**Records for this exercise**:
--- Begin ---

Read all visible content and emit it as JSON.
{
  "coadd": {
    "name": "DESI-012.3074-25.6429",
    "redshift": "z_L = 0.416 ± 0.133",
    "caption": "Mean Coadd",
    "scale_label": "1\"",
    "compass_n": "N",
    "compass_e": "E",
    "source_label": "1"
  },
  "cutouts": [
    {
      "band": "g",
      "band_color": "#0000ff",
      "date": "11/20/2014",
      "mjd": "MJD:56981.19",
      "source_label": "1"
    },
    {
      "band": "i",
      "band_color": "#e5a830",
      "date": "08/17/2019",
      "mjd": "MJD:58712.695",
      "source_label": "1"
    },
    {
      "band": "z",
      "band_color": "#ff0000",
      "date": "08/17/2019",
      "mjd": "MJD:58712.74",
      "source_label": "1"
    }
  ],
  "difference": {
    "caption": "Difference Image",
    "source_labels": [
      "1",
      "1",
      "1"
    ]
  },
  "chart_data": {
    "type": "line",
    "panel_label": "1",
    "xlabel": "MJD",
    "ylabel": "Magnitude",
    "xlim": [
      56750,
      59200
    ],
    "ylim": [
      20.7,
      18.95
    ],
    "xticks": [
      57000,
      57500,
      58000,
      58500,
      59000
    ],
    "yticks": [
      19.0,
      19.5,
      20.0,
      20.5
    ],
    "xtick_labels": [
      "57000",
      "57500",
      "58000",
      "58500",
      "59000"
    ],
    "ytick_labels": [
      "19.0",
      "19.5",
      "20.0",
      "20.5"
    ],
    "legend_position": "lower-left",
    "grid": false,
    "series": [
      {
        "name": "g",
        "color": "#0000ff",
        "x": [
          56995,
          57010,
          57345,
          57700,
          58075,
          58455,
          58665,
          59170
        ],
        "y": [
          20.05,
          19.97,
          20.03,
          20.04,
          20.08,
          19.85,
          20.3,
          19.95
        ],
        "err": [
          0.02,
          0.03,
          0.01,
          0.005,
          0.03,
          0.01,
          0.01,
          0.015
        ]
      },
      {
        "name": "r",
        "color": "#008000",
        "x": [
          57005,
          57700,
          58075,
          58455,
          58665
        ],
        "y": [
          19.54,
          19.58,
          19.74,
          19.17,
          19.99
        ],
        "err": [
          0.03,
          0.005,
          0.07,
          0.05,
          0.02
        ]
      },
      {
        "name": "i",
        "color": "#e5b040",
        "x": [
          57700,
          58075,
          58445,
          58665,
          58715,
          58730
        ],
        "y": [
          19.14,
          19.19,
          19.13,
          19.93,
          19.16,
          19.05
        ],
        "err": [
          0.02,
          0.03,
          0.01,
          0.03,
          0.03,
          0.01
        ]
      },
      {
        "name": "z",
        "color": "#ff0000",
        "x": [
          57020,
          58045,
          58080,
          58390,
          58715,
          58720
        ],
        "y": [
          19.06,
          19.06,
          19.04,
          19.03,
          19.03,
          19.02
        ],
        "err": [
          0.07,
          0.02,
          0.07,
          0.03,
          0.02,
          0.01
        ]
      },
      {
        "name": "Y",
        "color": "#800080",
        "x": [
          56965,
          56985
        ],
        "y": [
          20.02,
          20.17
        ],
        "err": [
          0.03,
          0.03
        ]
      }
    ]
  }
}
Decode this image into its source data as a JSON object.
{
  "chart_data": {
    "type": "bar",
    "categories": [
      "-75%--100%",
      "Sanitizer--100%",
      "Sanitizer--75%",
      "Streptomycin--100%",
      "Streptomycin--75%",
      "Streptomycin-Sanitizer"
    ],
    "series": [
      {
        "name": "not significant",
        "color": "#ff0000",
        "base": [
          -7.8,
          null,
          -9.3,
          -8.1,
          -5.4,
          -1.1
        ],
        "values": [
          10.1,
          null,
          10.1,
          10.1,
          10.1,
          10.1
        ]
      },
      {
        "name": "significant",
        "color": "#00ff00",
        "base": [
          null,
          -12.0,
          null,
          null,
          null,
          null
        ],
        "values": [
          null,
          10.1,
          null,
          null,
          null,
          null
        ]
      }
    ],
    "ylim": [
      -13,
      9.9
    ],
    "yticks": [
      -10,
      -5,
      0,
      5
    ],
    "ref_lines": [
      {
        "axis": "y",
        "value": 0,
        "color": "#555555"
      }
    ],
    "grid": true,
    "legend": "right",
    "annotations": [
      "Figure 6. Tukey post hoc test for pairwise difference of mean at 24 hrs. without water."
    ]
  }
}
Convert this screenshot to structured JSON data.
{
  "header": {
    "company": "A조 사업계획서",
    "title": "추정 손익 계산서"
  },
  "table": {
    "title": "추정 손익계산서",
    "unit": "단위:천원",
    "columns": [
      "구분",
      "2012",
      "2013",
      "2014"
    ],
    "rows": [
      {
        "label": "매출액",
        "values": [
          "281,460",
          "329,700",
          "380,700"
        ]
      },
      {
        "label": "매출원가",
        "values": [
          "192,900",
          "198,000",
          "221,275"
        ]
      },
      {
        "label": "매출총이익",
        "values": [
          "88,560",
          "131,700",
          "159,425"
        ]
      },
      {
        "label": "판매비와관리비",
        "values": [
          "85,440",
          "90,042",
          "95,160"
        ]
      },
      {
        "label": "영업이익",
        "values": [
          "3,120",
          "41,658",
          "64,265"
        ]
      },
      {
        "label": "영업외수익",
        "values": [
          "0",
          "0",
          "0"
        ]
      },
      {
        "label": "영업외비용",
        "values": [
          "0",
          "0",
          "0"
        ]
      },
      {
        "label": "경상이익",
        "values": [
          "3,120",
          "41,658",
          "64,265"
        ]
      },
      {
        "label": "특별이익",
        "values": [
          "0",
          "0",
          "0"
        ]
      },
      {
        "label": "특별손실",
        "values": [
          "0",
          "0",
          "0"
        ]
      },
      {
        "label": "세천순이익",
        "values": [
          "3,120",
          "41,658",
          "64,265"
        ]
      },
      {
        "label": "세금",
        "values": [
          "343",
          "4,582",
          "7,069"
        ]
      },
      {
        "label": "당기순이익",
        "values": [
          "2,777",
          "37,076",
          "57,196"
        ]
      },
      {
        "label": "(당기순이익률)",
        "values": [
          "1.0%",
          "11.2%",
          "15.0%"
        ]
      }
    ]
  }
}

--- End ---

**What you will do**:
Transcribe each record exactly. Leave nothing out.

**Result of this exercise**:
Read all visible content and emit it as JSON.
{
  "coadd": {
    "name": "DESI-012.3074-25.6429",
    "redshift": "z_L = 0.416 ± 0.133",
    "caption": "Mean Coadd",
    "scale_label": "1\"",
    "compass_n": "N",
    "compass_e": "E",
    "source_label": "1"
  },
  "cutouts": [
    {
      "band": "g",
      "band_color": "#0000ff",
      "date": "11/20/2014",
      "mjd": "MJD:56981.19",
      "source_label": "1"
    },
    {
      "band": "i",
      "band_color": "#e5a830",
      "date": "08/17/2019",
      "mjd": "MJD:58712.695",
      "source_label": "1"
    },
    {
      "band": "z",
      "band_color": "#ff0000",
      "date": "08/17/2019",
      "mjd": "MJD:58712.74",
      "source_label": "1"
    }
  ],
  "difference": {
    "caption": "Difference Image",
    "source_labels": [
      "1",
      "1",
      "1"
    ]
  },
  "chart_data": {
    "type": "line",
    "panel_label": "1",
    "xlabel": "MJD",
    "ylabel": "Magnitude",
    "xlim": [
      56750,
      59200
    ],
    "ylim": [
      20.7,
      18.95
    ],
    "xticks": [
      57000,
      57500,
      58000,
      58500,
      59000
    ],
    "yticks": [
      19.0,
      19.5,
      20.0,
      20.5
    ],
    "xtick_labels": [
      "57000",
      "57500",
      "58000",
      "58500",
      "59000"
    ],
    "ytick_labels": [
      "19.0",
      "19.5",
      "20.0",
      "20.5"
    ],
    "legend_position": "lower-left",
    "grid": false,
    "series": [
      {
        "name": "g",
        "color": "#0000ff",
        "x": [
          56995,
          57010,
          57345,
          57700,
          58075,
          58455,
          58665,
          59170
        ],
        "y": [
          20.05,
          19.97,
          20.03,
          20.04,
          20.08,
          19.85,
          20.3,
          19.95
        ],
        "err": [
          0.02,
          0.03,
          0.01,
          0.005,
          0.03,
          0.01,
          0.01,
          0.015
        ]
      },
      {
        "name": "r",
        "color": "#008000",
        "x": [
          57005,
          57700,
          58075,
          58455,
          58665
        ],
        "y": [
          19.54,
          19.58,
          19.74,
          19.17,
          19.99
        ],
        "err": [
          0.03,
          0.005,
          0.07,
          0.05,
          0.02
        ]
      },
      {
        "name": "i",
        "color": "#e5b040",
        "x": [
          57700,
          58075,
          58445,
          58665,
          58715,
          58730
        ],
        "y": [
          19.14,
          19.19,
          19.13,
          19.93,
          19.16,
          19.05
        ],
        "err": [
          0.02,
          0.03,
          0.01,
          0.03,
          0.03,
          0.01
        ]
      },
      {
        "name": "z",
        "color": "#ff0000",
        "x": [
          57020,
          58045,
          58080,
          58390,
          58715,
          58720
        ],
        "y": [
          19.06,
          19.06,
          19.04,
          19.03,
          19.03,
          19.02
        ],
        "err": [
          0.07,
          0.02,
          0.07,
          0.03,
          0.02,
          0.01
        ]
      },
      {
        "name": "Y",
        "color": "#800080",
        "x": [
          56965,
          56985
        ],
        "y": [
          20.02,
          20.17
        ],
        "err": [
          0.03,
          0.03
        ]
      }
    ]
  }
}
Decode this image into its source data as a JSON object.
{
  "chart_data": {
    "type": "bar",
    "categories": [
      "-75%--100%",
      "Sanitizer--100%",
      "Sanitizer--75%",
      "Streptomycin--100%",
      "Streptomycin--75%",
      "Streptomycin-Sanitizer"
    ],
    "series": [
      {
        "name": "not significant",
        "color": "#ff0000",
        "base": [
          -7.8,
          null,
          -9.3,
          -8.1,
          -5.4,
          -1.1
        ],
        "values": [
          10.1,
          null,
          10.1,
          10.1,
          10.1,
          10.1
        ]
      },
      {
        "name": "significant",
        "color": "#00ff00",
        "base": [
          null,
          -12.0,
          null,
          null,
          null,
          null
        ],
        "values": [
          null,
          10.1,
          null,
          null,
          null,
          null
        ]
      }
    ],
    "ylim": [
      -13,
      9.9
    ],
    "yticks": [
      -10,
      -5,
      0,
      5
    ],
    "ref_lines": [
      {
        "axis": "y",
        "value": 0,
        "color": "#555555"
      }
    ],
    "grid": true,
    "legend": "right",
    "annotations": [
      "Figure 6. Tukey post hoc test for pairwise difference of mean at 24 hrs. without water."
    ]
  }
}
Convert this screenshot to structured JSON data.
{
  "header": {
    "company": "A조 사업계획서",
    "title": "추정 손익 계산서"
  },
  "table": {
    "title": "추정 손익계산서",
    "unit": "단위:천원",
    "columns": [
      "구분",
      "2012",
      "2013",
      "2014"
    ],
    "rows": [
      {
        "label": "매출액",
        "values": [
          "281,460",
          "329,700",
          "380,700"
        ]
      },
      {
        "label": "매출원가",
        "values": [
          "192,900",
          "198,000",
          "221,275"
        ]
      },
      {
        "label": "매출총이익",
        "values": [
          "88,560",
          "131,700",
          "159,425"
        ]
      },
      {
        "label": "판매비와관리비",
        "values": [
          "85,440",
          "90,042",
          "95,160"
        ]
      },
      {
        "label": "영업이익",
        "values": [
          "3,120",
          "41,658",
          "64,265"
        ]
      },
      {
        "label": "영업외수익",
        "values": [
          "0",
          "0",
          "0"
        ]
      },
      {
        "label": "영업외비용",
        "values": [
          "0",
          "0",
          "0"
        ]
      },
      {
        "label": "경상이익",
        "values": [
          "3,120",
          "41,658",
          "64,265"
        ]
      },
      {
        "label": "특별이익",
        "values": [
          "0",
          "0",
          "0"
        ]
      },
      {
        "label": "특별손실",
        "values": [
          "0",
          "0",
          "0"
        ]
      },
      {
        "label": "세천순이익",
        "values": [
          "3,120",
          "41,658",
          "64,265"
        ]
      },
      {
        "label": "세금",
        "values": [
          "343",
          "4,582",
          "7,069"
        ]
      },
      {
        "label": "당기순이익",
        "values": [
          "2,777",
          "37,076",
          "57,196"
        ]
      },
      {
        "label": "(당기순이익률)",
        "values": [
          "1.0%",
          "11.2%",
          "15.0%"
        ]
      }
    ]
  }
}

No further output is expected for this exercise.